**What is needed:** How many of the lines that follow contain the word "date"? Give only the number.

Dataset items
=-=-=

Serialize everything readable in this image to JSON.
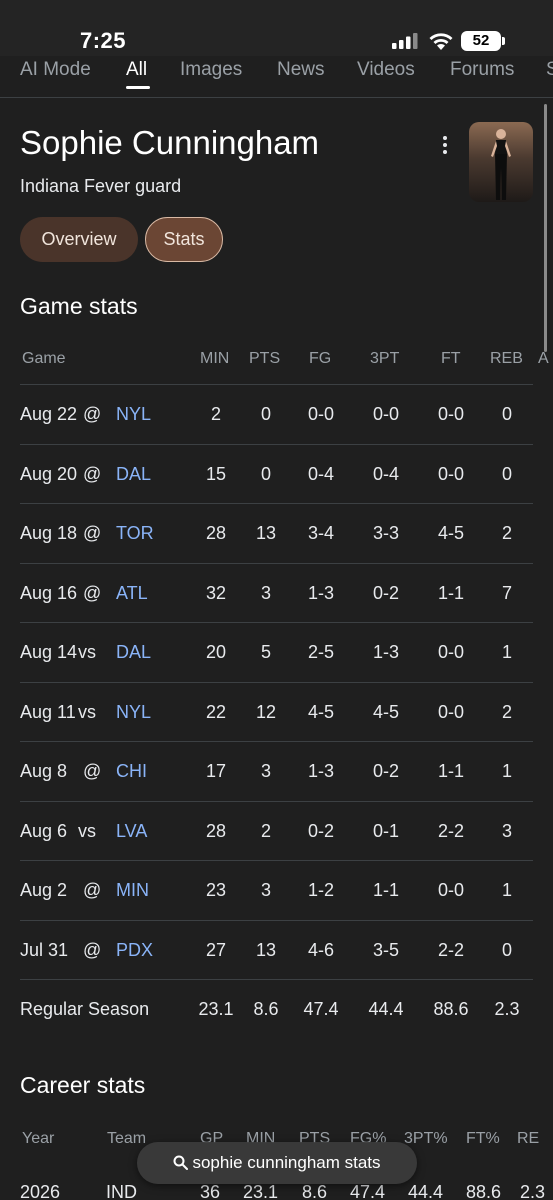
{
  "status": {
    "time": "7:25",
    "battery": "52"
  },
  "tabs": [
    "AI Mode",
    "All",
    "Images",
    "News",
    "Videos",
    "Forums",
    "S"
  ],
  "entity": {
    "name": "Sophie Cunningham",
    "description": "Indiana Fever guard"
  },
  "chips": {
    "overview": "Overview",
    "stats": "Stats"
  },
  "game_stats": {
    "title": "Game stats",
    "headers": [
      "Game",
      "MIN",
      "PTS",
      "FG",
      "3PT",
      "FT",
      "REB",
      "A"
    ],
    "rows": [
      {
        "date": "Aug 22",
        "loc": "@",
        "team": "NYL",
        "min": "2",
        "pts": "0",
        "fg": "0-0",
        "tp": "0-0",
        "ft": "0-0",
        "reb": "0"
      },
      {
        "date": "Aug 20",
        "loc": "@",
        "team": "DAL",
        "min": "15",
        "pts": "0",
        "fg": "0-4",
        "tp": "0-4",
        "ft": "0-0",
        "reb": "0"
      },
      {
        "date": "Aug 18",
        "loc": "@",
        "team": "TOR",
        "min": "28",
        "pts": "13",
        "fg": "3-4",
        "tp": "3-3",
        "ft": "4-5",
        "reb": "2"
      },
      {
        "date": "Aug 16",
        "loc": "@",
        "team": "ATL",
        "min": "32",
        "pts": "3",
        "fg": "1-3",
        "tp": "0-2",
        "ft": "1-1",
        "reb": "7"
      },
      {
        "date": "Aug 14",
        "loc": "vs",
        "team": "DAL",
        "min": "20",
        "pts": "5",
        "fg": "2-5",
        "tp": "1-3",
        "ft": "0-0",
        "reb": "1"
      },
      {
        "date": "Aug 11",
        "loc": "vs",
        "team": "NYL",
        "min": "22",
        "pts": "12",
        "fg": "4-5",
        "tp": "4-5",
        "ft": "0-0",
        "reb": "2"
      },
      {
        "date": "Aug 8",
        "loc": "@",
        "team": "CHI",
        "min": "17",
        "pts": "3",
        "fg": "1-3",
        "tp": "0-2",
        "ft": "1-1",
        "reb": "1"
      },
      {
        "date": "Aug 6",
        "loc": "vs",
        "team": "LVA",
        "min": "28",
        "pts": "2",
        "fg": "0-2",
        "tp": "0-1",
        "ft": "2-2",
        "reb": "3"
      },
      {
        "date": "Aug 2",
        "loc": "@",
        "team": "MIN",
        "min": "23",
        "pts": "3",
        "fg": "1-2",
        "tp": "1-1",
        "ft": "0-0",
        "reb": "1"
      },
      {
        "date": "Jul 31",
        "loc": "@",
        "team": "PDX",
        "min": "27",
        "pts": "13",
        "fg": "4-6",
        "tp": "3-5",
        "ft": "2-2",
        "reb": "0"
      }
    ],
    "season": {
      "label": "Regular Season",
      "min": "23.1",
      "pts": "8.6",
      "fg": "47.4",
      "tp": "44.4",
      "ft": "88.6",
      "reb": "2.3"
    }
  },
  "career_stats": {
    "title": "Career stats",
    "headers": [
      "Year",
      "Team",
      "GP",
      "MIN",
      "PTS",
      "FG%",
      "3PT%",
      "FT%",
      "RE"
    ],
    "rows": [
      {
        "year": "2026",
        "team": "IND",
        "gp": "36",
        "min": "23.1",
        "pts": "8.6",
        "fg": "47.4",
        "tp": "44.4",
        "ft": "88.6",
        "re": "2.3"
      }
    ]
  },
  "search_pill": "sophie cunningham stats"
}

=-=-=

**Solution to the exercise:** 10